What to produce:
Copy every line from the material below that holds "penalty".

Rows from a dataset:
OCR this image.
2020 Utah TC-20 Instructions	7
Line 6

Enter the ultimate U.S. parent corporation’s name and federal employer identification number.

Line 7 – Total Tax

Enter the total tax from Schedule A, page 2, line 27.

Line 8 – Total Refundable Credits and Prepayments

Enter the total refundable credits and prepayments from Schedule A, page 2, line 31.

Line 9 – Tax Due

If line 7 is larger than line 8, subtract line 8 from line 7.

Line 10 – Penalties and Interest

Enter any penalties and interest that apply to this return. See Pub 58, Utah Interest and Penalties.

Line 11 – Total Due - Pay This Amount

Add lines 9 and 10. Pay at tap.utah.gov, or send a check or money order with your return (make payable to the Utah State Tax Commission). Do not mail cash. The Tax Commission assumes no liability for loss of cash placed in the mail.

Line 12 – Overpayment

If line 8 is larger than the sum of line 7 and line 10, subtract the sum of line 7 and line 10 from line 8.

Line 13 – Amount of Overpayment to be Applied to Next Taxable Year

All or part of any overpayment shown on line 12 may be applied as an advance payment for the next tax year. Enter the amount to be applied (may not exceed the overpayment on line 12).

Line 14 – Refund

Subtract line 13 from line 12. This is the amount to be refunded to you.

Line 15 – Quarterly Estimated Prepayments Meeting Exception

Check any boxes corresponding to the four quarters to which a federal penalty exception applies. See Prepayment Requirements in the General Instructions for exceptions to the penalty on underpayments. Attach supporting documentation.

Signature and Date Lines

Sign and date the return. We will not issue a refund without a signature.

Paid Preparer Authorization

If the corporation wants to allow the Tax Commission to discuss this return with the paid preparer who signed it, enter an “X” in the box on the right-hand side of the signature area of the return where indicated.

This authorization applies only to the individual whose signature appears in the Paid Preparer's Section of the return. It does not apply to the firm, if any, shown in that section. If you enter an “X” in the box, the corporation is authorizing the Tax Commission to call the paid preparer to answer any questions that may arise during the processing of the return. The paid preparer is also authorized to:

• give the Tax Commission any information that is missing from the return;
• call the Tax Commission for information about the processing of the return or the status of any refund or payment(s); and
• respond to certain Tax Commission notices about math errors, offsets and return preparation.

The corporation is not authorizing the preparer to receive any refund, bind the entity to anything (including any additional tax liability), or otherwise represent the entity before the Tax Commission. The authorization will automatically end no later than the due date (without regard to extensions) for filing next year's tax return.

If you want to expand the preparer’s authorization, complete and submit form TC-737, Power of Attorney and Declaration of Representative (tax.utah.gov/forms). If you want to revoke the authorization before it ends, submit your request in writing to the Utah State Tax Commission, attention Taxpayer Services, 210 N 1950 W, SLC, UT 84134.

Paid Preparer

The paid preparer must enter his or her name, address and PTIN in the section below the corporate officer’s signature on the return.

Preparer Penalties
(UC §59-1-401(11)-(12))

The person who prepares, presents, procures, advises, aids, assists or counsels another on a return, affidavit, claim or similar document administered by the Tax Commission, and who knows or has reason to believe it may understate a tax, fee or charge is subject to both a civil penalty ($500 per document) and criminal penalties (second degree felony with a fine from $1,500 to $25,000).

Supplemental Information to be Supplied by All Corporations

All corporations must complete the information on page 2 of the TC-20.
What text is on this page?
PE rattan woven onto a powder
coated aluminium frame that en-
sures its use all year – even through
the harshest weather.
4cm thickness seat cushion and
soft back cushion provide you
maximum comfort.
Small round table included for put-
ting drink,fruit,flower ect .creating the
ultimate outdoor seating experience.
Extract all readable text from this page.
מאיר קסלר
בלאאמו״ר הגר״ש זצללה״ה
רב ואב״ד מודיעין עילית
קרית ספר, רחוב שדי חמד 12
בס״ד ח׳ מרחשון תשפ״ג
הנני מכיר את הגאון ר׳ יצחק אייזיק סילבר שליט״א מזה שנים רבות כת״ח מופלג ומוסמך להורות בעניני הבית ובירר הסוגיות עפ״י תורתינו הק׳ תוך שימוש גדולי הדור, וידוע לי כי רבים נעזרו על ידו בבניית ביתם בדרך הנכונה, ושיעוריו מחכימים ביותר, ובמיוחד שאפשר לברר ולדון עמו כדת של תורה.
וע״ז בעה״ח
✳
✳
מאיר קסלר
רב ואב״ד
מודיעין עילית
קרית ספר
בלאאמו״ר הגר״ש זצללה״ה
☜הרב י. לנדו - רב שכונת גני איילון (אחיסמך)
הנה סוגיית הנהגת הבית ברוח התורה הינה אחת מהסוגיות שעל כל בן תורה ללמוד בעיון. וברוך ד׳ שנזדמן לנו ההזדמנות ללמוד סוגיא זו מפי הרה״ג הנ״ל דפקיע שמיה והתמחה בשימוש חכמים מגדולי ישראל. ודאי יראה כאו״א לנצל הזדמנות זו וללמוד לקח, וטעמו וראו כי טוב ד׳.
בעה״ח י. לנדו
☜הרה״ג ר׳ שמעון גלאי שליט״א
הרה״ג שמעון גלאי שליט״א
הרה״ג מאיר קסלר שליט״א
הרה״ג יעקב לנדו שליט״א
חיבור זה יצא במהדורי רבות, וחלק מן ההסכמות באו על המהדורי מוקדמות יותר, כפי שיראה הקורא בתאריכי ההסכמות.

Response to the task:
Check any boxes corresponding to the four quarters to which a federal penalty exception applies. See Prepayment Requirements in the General Instructions for exceptions to the penalty on underpayments. Attach supporting documentation.
The person who prepares, presents, procures, advises, aids, assists or counsels another on a return, affidavit, claim or similar document administered by the Tax Commission, and who knows or has reason to believe it may understate a tax, fee or charge is subject to both a civil penalty ($500 per document) and criminal penalties (second degree felony with a fine from $1,500 to $25,000).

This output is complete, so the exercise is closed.